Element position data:
☆ ☆ ☆

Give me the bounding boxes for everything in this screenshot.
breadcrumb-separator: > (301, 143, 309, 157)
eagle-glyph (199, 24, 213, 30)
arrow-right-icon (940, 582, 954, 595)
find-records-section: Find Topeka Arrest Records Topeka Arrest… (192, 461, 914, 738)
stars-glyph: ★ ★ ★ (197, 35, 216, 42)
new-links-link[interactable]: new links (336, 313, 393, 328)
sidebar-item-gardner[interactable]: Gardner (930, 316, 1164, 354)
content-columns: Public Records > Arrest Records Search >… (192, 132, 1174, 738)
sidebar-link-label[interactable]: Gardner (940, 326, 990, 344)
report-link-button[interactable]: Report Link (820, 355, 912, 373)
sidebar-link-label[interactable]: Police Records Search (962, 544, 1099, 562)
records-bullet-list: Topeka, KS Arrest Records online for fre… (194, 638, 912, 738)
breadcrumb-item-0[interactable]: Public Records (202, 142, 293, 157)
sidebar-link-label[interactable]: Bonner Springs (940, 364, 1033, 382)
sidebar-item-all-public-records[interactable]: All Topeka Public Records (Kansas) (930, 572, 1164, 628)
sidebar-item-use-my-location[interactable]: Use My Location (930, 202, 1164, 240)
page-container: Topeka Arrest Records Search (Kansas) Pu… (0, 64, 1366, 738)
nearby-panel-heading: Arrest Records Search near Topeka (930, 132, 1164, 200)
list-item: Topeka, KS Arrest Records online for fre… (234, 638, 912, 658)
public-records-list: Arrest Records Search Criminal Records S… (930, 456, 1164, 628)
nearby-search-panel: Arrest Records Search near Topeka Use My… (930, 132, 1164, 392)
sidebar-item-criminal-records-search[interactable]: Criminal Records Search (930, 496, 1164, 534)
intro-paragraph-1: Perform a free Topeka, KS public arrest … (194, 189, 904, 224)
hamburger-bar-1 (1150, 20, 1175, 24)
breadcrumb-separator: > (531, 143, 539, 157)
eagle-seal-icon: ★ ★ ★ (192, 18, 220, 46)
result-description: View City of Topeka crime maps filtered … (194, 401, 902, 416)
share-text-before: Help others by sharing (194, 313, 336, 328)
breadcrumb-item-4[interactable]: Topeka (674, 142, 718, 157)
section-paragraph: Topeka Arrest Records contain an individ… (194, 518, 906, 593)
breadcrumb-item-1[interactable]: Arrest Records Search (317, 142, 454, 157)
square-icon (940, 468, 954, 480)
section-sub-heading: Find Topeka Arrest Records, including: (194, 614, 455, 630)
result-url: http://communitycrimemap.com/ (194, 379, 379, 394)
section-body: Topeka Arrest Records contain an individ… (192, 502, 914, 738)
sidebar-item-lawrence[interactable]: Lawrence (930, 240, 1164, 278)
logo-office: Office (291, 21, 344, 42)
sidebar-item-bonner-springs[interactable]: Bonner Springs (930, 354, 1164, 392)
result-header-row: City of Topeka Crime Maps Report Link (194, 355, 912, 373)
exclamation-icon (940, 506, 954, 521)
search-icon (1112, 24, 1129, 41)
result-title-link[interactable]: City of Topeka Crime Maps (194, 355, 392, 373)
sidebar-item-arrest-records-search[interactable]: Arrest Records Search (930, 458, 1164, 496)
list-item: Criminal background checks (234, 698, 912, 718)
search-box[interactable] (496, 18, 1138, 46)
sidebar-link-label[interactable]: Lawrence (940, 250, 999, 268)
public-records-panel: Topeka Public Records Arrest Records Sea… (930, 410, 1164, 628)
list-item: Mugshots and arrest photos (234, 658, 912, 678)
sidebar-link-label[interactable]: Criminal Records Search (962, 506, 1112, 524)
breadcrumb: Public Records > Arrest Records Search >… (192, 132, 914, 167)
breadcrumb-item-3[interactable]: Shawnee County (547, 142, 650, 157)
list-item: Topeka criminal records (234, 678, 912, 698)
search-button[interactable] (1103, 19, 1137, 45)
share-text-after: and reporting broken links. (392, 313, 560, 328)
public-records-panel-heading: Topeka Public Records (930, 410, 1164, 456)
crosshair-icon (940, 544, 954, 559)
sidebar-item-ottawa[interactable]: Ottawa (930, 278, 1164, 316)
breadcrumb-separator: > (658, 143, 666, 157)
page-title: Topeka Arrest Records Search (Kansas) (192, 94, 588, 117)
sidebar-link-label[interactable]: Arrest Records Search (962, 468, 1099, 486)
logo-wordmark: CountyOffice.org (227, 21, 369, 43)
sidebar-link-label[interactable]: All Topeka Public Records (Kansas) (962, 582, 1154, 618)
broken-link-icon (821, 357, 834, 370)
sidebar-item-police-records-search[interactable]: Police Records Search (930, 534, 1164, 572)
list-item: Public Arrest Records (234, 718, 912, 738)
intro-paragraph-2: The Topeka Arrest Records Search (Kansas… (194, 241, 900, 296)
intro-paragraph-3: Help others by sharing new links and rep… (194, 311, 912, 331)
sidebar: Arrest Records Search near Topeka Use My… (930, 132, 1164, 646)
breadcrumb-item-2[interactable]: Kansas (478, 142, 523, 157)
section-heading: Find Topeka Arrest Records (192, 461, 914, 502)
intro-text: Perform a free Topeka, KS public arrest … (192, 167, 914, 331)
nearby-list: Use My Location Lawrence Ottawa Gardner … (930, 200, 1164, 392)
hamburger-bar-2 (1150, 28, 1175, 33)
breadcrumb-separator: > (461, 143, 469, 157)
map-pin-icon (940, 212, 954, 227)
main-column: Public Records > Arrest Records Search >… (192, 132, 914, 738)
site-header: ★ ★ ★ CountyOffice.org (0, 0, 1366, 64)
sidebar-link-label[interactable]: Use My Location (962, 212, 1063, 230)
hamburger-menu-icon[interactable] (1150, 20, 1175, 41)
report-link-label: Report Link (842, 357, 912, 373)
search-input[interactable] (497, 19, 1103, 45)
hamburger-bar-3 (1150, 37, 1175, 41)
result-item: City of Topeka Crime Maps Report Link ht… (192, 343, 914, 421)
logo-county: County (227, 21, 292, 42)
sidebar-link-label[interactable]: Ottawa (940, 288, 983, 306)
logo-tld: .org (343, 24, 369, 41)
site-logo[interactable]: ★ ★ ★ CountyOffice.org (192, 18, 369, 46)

☆ ☆ ☆

Edit the entries from the first line through the line containing "report-link-button[interactable]: Report Link", changing "stars-glyph" to "star-rating-glyph" and leaving everything else as it is.

Give me the bounding boxes for everything in this screenshot.
breadcrumb-separator: > (301, 143, 309, 157)
eagle-glyph (199, 24, 213, 30)
arrow-right-icon (940, 582, 954, 595)
find-records-section: Find Topeka Arrest Records Topeka Arrest… (192, 461, 914, 738)
star-rating-glyph: ★ ★ ★ (197, 35, 216, 42)
new-links-link[interactable]: new links (336, 313, 393, 328)
sidebar-item-gardner[interactable]: Gardner (930, 316, 1164, 354)
content-columns: Public Records > Arrest Records Search >… (192, 132, 1174, 738)
sidebar-link-label[interactable]: Gardner (940, 326, 990, 344)
report-link-button[interactable]: Report Link (820, 355, 912, 373)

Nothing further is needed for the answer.